• Record extracts:

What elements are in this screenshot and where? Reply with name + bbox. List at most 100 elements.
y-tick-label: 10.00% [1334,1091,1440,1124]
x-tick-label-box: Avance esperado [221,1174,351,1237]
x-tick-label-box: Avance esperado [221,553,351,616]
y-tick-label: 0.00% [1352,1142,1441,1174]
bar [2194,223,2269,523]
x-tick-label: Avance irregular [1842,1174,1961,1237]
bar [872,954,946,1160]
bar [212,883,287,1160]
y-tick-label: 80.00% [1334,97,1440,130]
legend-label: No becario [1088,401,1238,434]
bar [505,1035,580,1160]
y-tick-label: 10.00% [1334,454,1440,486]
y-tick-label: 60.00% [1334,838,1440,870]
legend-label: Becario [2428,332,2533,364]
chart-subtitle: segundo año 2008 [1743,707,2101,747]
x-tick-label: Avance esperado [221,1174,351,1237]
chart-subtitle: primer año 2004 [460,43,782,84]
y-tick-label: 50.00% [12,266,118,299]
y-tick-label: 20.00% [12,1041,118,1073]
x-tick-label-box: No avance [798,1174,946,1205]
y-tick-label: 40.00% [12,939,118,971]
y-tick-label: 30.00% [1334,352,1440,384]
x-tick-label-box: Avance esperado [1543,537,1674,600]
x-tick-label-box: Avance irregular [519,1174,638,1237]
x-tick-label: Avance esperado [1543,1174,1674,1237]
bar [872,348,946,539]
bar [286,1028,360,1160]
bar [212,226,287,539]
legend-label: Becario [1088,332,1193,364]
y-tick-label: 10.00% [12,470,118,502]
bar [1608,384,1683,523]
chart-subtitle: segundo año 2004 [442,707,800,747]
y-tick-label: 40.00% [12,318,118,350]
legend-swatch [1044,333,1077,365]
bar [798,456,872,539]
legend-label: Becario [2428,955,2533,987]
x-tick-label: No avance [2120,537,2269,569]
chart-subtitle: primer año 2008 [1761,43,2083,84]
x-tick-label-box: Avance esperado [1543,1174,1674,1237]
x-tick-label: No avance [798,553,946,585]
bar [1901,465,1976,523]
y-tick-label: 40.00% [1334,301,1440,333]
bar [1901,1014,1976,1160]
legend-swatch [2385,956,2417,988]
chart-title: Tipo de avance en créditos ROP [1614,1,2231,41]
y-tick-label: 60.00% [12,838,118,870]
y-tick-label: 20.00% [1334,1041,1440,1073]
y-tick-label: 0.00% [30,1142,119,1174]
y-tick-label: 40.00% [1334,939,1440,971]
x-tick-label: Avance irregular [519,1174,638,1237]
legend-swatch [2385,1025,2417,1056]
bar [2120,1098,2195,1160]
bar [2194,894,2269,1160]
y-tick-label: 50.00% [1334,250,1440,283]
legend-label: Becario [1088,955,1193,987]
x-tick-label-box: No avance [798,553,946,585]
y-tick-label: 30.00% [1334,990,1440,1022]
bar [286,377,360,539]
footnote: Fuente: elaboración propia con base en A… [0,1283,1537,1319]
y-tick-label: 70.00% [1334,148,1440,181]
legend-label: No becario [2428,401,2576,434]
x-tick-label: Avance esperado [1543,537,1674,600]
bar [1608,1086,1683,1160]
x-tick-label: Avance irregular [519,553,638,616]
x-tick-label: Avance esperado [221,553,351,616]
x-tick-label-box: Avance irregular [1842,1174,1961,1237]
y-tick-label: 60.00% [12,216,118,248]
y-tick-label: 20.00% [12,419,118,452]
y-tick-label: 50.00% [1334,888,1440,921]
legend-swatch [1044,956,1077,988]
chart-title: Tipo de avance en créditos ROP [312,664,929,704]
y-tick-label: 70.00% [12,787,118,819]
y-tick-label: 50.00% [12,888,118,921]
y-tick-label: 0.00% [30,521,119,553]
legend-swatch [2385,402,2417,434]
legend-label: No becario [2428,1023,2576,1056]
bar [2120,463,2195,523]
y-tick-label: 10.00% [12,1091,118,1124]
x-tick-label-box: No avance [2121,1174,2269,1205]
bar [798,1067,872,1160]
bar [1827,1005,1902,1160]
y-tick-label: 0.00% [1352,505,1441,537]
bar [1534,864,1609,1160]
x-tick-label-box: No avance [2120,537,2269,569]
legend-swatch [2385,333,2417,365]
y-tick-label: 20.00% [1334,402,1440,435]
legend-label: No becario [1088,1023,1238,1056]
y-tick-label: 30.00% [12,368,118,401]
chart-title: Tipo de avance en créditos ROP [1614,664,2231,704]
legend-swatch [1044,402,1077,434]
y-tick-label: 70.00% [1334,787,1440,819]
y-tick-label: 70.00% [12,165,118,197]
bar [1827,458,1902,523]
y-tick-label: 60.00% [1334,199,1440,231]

• Directions for this task:
Copy the lines from the first one through the line containing "y-tick-label: 0.00% [30,1142,119,1174]", changing every "legend-label" to "legend-text" and keeping everything else the same.

• Output below:
What elements are in this screenshot and where? Reply with name + bbox. List at most 100 elements.
y-tick-label: 10.00% [1334,1091,1440,1124]
x-tick-label-box: Avance esperado [221,1174,351,1237]
x-tick-label-box: Avance esperado [221,553,351,616]
y-tick-label: 0.00% [1352,1142,1441,1174]
bar [2194,223,2269,523]
x-tick-label: Avance irregular [1842,1174,1961,1237]
bar [872,954,946,1160]
bar [212,883,287,1160]
y-tick-label: 80.00% [1334,97,1440,130]
legend-text: No becario [1088,401,1238,434]
bar [505,1035,580,1160]
y-tick-label: 10.00% [1334,454,1440,486]
y-tick-label: 60.00% [1334,838,1440,870]
legend-text: Becario [2428,332,2533,364]
chart-subtitle: segundo año 2008 [1743,707,2101,747]
x-tick-label: Avance esperado [221,1174,351,1237]
chart-subtitle: primer año 2004 [460,43,782,84]
y-tick-label: 50.00% [12,266,118,299]
y-tick-label: 20.00% [12,1041,118,1073]
x-tick-label-box: No avance [798,1174,946,1205]
y-tick-label: 40.00% [12,939,118,971]
y-tick-label: 30.00% [1334,352,1440,384]
x-tick-label-box: Avance esperado [1543,537,1674,600]
x-tick-label-box: Avance irregular [519,1174,638,1237]
x-tick-label: Avance esperado [1543,1174,1674,1237]
bar [872,348,946,539]
bar [286,1028,360,1160]
bar [212,226,287,539]
legend-text: Becario [1088,332,1193,364]
y-tick-label: 10.00% [12,470,118,502]
bar [1608,384,1683,523]
chart-subtitle: segundo año 2004 [442,707,800,747]
y-tick-label: 40.00% [12,318,118,350]
legend-swatch [1044,333,1077,365]
bar [798,456,872,539]
legend-text: Becario [2428,955,2533,987]
x-tick-label: No avance [2120,537,2269,569]
chart-subtitle: primer año 2008 [1761,43,2083,84]
x-tick-label-box: Avance esperado [1543,1174,1674,1237]
x-tick-label: No avance [798,553,946,585]
bar [1901,465,1976,523]
y-tick-label: 40.00% [1334,301,1440,333]
bar [1901,1014,1976,1160]
legend-swatch [2385,956,2417,988]
chart-title: Tipo de avance en créditos ROP [1614,1,2231,41]
y-tick-label: 60.00% [12,838,118,870]
y-tick-label: 20.00% [1334,1041,1440,1073]
y-tick-label: 0.00% [30,1142,119,1174]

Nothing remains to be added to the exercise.